*EXERCISE*. Print the complete set of entries exactly.

*DATASET ROWS*.
-.-.-

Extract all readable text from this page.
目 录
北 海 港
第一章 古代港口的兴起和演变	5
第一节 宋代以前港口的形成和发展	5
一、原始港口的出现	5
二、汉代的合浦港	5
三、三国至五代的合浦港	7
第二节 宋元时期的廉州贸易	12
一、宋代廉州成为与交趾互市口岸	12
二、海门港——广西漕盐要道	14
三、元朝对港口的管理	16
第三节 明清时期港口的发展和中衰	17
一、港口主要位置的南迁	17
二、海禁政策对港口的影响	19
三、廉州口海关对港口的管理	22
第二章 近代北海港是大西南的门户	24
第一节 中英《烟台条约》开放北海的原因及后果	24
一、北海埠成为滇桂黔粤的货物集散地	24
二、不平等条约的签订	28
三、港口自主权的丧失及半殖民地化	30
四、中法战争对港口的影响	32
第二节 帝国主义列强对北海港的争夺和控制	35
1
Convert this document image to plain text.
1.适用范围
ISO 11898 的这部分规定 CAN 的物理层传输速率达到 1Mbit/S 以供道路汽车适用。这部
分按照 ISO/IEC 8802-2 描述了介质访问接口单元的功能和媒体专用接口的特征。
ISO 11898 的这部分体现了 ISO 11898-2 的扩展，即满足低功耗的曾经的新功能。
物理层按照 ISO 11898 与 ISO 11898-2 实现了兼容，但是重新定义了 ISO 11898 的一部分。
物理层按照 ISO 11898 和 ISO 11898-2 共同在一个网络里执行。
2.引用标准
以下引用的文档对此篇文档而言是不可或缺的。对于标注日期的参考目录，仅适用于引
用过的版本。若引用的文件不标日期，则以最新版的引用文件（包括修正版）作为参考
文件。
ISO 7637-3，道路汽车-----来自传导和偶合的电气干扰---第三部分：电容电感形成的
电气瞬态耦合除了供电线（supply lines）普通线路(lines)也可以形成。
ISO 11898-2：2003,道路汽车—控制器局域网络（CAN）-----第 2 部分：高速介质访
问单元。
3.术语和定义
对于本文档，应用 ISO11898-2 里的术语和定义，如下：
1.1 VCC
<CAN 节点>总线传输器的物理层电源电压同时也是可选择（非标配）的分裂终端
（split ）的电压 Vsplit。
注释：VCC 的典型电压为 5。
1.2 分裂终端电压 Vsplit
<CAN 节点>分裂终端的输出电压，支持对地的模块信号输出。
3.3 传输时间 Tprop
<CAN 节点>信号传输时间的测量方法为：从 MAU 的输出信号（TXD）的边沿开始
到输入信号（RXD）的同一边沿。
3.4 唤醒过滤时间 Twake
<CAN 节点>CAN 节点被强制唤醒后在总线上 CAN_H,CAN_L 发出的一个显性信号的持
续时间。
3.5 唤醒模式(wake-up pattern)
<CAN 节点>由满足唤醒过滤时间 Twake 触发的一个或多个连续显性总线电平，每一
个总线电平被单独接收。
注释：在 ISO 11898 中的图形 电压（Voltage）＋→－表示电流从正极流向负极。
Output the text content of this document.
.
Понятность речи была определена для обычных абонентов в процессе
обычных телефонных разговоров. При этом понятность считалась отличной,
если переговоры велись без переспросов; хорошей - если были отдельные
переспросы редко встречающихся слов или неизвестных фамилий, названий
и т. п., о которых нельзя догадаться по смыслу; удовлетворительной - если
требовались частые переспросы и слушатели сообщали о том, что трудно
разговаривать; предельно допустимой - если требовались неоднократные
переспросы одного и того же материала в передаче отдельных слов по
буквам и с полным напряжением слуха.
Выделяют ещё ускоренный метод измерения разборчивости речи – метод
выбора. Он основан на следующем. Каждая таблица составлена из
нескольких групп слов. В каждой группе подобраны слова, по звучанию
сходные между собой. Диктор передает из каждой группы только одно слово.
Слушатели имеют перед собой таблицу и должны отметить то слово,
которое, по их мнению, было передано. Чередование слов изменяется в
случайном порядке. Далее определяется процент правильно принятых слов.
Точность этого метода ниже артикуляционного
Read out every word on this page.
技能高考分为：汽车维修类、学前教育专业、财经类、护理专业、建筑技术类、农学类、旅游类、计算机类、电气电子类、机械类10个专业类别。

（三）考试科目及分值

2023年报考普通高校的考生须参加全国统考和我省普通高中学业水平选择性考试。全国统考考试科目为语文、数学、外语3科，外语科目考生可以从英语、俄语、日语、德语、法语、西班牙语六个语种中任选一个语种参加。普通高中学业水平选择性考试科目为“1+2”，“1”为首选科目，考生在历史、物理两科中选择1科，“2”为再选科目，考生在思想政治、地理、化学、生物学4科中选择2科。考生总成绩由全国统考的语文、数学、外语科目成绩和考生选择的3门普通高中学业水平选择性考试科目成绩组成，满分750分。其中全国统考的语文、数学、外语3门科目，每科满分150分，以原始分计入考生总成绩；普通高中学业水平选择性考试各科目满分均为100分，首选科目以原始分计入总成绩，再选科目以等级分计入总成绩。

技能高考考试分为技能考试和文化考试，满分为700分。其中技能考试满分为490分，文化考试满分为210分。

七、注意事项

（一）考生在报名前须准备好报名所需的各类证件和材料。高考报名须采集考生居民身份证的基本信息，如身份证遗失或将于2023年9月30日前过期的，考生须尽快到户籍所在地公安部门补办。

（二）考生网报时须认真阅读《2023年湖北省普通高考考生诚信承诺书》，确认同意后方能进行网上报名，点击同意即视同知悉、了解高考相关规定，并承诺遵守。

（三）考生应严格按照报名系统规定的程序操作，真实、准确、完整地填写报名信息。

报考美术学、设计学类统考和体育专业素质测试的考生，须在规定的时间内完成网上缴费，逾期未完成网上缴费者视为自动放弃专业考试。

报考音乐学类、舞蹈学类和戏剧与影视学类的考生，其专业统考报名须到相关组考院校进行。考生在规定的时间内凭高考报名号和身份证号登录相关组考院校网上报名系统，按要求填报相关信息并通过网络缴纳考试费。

-.-.-

*FINAL ANSWER*.
Extract all readable text from this page.
目 录
北 海 港
第一章 古代港口的兴起和演变	5
第一节 宋代以前港口的形成和发展	5
一、原始港口的出现	5
二、汉代的合浦港	5
三、三国至五代的合浦港	7
第二节 宋元时期的廉州贸易	12
一、宋代廉州成为与交趾互市口岸	12
二、海门港——广西漕盐要道	14
三、元朝对港口的管理	16
第三节 明清时期港口的发展和中衰	17
一、港口主要位置的南迁	17
二、海禁政策对港口的影响	19
三、廉州口海关对港口的管理	22
第二章 近代北海港是大西南的门户	24
第一节 中英《烟台条约》开放北海的原因及后果	24
一、北海埠成为滇桂黔粤的货物集散地	24
二、不平等条约的签订	28
三、港口自主权的丧失及半殖民地化	30
四、中法战争对港口的影响	32
第二节 帝国主义列强对北海港的争夺和控制	35
1
Convert this document image to plain text.
1.适用范围
ISO 11898 的这部分规定 CAN 的物理层传输速率达到 1Mbit/S 以供道路汽车适用。这部
分按照 ISO/IEC 8802-2 描述了介质访问接口单元的功能和媒体专用接口的特征。
ISO 11898 的这部分体现了 ISO 11898-2 的扩展，即满足低功耗的曾经的新功能。
物理层按照 ISO 11898 与 ISO 11898-2 实现了兼容，但是重新定义了 ISO 11898 的一部分。
物理层按照 ISO 11898 和 ISO 11898-2 共同在一个网络里执行。
2.引用标准
以下引用的文档对此篇文档而言是不可或缺的。对于标注日期的参考目录，仅适用于引
用过的版本。若引用的文件不标日期，则以最新版的引用文件（包括修正版）作为参考
文件。
ISO 7637-3，道路汽车-----来自传导和偶合的电气干扰---第三部分：电容电感形成的
电气瞬态耦合除了供电线（supply lines）普通线路(lines)也可以形成。
ISO 11898-2：2003,道路汽车—控制器局域网络（CAN）-----第 2 部分：高速介质访
问单元。
3.术语和定义
对于本文档，应用 ISO11898-2 里的术语和定义，如下：
1.1 VCC
<CAN 节点>总线传输器的物理层电源电压同时也是可选择（非标配）的分裂终端
（split ）的电压 Vsplit。
注释：VCC 的典型电压为 5。
1.2 分裂终端电压 Vsplit
<CAN 节点>分裂终端的输出电压，支持对地的模块信号输出。
3.3 传输时间 Tprop
<CAN 节点>信号传输时间的测量方法为：从 MAU 的输出信号（TXD）的边沿开始
到输入信号（RXD）的同一边沿。
3.4 唤醒过滤时间 Twake
<CAN 节点>CAN 节点被强制唤醒后在总线上 CAN_H,CAN_L 发出的一个显性信号的持
续时间。
3.5 唤醒模式(wake-up pattern)
<CAN 节点>由满足唤醒过滤时间 Twake 触发的一个或多个连续显性总线电平，每一
个总线电平被单独接收。
注释：在 ISO 11898 中的图形 电压（Voltage）＋→－表示电流从正极流向负极。
Output the text content of this document.
.
Понятность речи была определена для обычных абонентов в процессе
обычных телефонных разговоров. При этом понятность считалась отличной,
если переговоры велись без переспросов; хорошей - если были отдельные
переспросы редко встречающихся слов или неизвестных фамилий, названий
и т. п., о которых нельзя догадаться по смыслу; удовлетворительной - если
требовались частые переспросы и слушатели сообщали о том, что трудно
разговаривать; предельно допустимой - если требовались неоднократные
переспросы одного и того же материала в передаче отдельных слов по
буквам и с полным напряжением слуха.
Выделяют ещё ускоренный метод измерения разборчивости речи – метод
выбора. Он основан на следующем. Каждая таблица составлена из
нескольких групп слов. В каждой группе подобраны слова, по звучанию
сходные между собой. Диктор передает из каждой группы только одно слово.
Слушатели имеют перед собой таблицу и должны отметить то слово,
которое, по их мнению, было передано. Чередование слов изменяется в
случайном порядке. Далее определяется процент правильно принятых слов.
Точность этого метода ниже артикуляционного
Read out every word on this page.
技能高考分为：汽车维修类、学前教育专业、财经类、护理专业、建筑技术类、农学类、旅游类、计算机类、电气电子类、机械类10个专业类别。

（三）考试科目及分值

2023年报考普通高校的考生须参加全国统考和我省普通高中学业水平选择性考试。全国统考考试科目为语文、数学、外语3科，外语科目考生可以从英语、俄语、日语、德语、法语、西班牙语六个语种中任选一个语种参加。普通高中学业水平选择性考试科目为“1+2”，“1”为首选科目，考生在历史、物理两科中选择1科，“2”为再选科目，考生在思想政治、地理、化学、生物学4科中选择2科。考生总成绩由全国统考的语文、数学、外语科目成绩和考生选择的3门普通高中学业水平选择性考试科目成绩组成，满分750分。其中全国统考的语文、数学、外语3门科目，每科满分150分，以原始分计入考生总成绩；普通高中学业水平选择性考试各科目满分均为100分，首选科目以原始分计入总成绩，再选科目以等级分计入总成绩。

技能高考考试分为技能考试和文化考试，满分为700分。其中技能考试满分为490分，文化考试满分为210分。

七、注意事项

（一）考生在报名前须准备好报名所需的各类证件和材料。高考报名须采集考生居民身份证的基本信息，如身份证遗失或将于2023年9月30日前过期的，考生须尽快到户籍所在地公安部门补办。

（二）考生网报时须认真阅读《2023年湖北省普通高考考生诚信承诺书》，确认同意后方能进行网上报名，点击同意即视同知悉、了解高考相关规定，并承诺遵守。

（三）考生应严格按照报名系统规定的程序操作，真实、准确、完整地填写报名信息。

报考美术学、设计学类统考和体育专业素质测试的考生，须在规定的时间内完成网上缴费，逾期未完成网上缴费者视为自动放弃专业考试。

报考音乐学类、舞蹈学类和戏剧与影视学类的考生，其专业统考报名须到相关组考院校进行。考生在规定的时间内凭高考报名号和身份证号登录相关组考院校网上报名系统，按要求填报相关信息并通过网络缴纳考试费。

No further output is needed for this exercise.